▸ **REQUIREMENT**
Please give the listing again, word for word, with nothing left out.

[Recorded data]
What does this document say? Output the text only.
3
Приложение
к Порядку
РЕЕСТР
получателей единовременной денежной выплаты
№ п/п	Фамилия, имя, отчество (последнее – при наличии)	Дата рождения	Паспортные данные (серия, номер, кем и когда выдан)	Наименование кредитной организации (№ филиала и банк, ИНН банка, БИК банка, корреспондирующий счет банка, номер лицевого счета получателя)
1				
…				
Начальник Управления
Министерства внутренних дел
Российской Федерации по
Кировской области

▸ **RESPONSE TO THIS EXERCISE**
What does this document say? Output the text only.
3
Приложение
к Порядку
РЕЕСТР
получателей единовременной денежной выплаты
№ п/п	Фамилия, имя, отчество (последнее – при наличии)	Дата рождения	Паспортные данные (серия, номер, кем и когда выдан)	Наименование кредитной организации (№ филиала и банк, ИНН банка, БИК банка, корреспондирующий счет банка, номер лицевого счета получателя)
1				
…				
Начальник Управления
Министерства внутренних дел
Российской Федерации по
Кировской области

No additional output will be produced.